(Records)
[BEGIN]
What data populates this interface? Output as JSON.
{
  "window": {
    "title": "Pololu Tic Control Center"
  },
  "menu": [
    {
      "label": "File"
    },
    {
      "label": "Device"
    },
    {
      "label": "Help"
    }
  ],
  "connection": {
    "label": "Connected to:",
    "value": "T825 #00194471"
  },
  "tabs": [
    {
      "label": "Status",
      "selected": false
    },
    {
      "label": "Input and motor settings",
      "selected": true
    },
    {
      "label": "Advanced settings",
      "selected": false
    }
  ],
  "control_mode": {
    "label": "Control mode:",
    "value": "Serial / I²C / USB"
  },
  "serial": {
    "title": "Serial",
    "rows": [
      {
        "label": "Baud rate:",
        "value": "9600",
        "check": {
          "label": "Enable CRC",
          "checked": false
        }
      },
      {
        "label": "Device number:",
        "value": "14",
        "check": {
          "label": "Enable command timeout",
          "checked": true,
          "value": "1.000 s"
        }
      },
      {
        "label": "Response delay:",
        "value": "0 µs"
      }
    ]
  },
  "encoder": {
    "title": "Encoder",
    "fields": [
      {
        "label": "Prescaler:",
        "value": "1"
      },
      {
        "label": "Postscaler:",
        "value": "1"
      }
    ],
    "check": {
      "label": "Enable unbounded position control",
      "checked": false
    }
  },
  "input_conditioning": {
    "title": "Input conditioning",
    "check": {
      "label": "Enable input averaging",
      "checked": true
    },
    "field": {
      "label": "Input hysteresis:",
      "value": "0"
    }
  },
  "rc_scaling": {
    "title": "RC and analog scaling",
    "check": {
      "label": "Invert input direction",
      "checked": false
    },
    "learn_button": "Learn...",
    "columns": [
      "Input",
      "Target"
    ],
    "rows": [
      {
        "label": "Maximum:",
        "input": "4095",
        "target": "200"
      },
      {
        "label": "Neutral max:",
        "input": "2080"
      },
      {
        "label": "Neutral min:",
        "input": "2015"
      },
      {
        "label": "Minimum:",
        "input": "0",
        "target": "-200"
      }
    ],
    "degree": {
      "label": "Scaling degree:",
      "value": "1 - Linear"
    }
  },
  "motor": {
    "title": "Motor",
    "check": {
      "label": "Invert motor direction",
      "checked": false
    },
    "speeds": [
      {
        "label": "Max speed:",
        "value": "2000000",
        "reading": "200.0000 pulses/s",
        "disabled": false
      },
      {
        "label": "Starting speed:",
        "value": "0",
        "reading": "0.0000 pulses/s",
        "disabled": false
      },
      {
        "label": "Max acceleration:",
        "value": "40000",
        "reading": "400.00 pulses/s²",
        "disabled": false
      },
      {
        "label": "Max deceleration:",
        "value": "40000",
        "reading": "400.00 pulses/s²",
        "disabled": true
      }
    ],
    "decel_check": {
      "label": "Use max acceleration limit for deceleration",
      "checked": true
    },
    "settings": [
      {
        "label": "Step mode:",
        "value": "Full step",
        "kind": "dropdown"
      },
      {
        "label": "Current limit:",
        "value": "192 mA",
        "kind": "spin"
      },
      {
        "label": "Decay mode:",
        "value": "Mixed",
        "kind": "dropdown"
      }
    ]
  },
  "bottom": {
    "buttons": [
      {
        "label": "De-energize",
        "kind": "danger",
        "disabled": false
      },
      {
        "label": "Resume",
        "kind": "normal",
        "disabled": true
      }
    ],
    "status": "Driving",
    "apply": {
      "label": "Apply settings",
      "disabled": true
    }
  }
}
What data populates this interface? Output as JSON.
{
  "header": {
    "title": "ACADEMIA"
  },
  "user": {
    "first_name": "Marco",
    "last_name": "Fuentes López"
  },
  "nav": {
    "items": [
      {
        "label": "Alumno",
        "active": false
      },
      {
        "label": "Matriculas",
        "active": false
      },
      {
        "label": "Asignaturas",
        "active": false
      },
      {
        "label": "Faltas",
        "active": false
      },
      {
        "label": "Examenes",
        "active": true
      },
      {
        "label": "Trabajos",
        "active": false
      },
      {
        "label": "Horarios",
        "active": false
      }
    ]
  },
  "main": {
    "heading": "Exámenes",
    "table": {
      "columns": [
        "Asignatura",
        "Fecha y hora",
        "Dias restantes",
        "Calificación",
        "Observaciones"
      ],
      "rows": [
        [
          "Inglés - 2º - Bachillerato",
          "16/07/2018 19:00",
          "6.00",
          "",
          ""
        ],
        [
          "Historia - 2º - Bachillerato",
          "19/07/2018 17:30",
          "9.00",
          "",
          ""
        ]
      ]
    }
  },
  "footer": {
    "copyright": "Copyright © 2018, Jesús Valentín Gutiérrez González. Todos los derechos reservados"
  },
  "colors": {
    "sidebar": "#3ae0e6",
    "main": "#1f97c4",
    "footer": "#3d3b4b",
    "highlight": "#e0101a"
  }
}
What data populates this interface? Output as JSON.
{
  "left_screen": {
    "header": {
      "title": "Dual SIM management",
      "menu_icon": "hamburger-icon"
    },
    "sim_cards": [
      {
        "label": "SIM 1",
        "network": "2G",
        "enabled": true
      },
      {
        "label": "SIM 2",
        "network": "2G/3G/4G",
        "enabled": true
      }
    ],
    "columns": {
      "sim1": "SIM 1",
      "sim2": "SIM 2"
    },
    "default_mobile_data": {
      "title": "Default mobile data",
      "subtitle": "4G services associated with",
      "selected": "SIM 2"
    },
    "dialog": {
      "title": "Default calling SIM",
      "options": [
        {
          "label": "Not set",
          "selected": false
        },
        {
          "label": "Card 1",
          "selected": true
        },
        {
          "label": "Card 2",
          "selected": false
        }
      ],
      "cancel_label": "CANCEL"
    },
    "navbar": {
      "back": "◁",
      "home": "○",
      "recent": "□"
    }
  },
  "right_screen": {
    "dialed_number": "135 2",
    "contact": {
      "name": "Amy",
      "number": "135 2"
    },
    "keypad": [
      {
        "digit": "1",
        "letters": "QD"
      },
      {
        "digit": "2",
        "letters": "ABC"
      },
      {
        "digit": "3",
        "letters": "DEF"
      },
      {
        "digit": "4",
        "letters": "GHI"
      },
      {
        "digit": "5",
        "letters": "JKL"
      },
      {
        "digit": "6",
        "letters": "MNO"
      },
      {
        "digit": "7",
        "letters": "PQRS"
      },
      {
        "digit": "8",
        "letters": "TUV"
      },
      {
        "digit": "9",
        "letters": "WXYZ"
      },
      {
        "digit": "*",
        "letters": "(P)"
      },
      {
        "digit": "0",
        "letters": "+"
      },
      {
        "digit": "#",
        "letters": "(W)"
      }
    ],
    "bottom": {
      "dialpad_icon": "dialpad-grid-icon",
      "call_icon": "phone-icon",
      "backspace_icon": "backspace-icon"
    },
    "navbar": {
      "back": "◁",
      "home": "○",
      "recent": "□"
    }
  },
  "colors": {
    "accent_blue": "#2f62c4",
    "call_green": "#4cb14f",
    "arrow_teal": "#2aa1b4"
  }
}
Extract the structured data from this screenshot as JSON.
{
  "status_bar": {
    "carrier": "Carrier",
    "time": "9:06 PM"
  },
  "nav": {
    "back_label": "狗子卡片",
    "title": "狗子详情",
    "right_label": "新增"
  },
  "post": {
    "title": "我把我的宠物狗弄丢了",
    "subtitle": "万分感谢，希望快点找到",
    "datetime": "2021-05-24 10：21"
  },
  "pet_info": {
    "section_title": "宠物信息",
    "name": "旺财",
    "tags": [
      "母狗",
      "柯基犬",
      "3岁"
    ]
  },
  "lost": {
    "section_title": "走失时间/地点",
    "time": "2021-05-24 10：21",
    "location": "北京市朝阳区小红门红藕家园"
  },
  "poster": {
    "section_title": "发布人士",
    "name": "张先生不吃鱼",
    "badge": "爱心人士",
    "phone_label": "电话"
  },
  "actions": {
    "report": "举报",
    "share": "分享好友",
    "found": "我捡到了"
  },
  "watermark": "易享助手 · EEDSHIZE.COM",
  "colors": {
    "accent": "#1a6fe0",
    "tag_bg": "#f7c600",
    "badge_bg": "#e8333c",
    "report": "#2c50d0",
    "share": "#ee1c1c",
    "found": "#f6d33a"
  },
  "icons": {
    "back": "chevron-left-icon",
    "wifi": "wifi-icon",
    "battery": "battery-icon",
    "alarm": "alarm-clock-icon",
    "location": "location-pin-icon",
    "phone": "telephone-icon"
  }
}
[END]
**TASK DETAILS:**
Transcribe exactly the line containing "Extract the structured" and all remaining lines of the material, ending with the last one.

**TASK RESULT:**
Extract the structured data from this screenshot as JSON.
{
  "status_bar": {
    "carrier": "Carrier",
    "time": "9:06 PM"
  },
  "nav": {
    "back_label": "狗子卡片",
    "title": "狗子详情",
    "right_label": "新增"
  },
  "post": {
    "title": "我把我的宠物狗弄丢了",
    "subtitle": "万分感谢，希望快点找到",
    "datetime": "2021-05-24 10：21"
  },
  "pet_info": {
    "section_title": "宠物信息",
    "name": "旺财",
    "tags": [
      "母狗",
      "柯基犬",
      "3岁"
    ]
  },
  "lost": {
    "section_title": "走失时间/地点",
    "time": "2021-05-24 10：21",
    "location": "北京市朝阳区小红门红藕家园"
  },
  "poster": {
    "section_title": "发布人士",
    "name": "张先生不吃鱼",
    "badge": "爱心人士",
    "phone_label": "电话"
  },
  "actions": {
    "report": "举报",
    "share": "分享好友",
    "found": "我捡到了"
  },
  "watermark": "易享助手 · EEDSHIZE.COM",
  "colors": {
    "accent": "#1a6fe0",
    "tag_bg": "#f7c600",
    "badge_bg": "#e8333c",
    "report": "#2c50d0",
    "share": "#ee1c1c",
    "found": "#f6d33a"
  },
  "icons": {
    "back": "chevron-left-icon",
    "wifi": "wifi-icon",
    "battery": "battery-icon",
    "alarm": "alarm-clock-icon",
    "location": "location-pin-icon",
    "phone": "telephone-icon"
  }
}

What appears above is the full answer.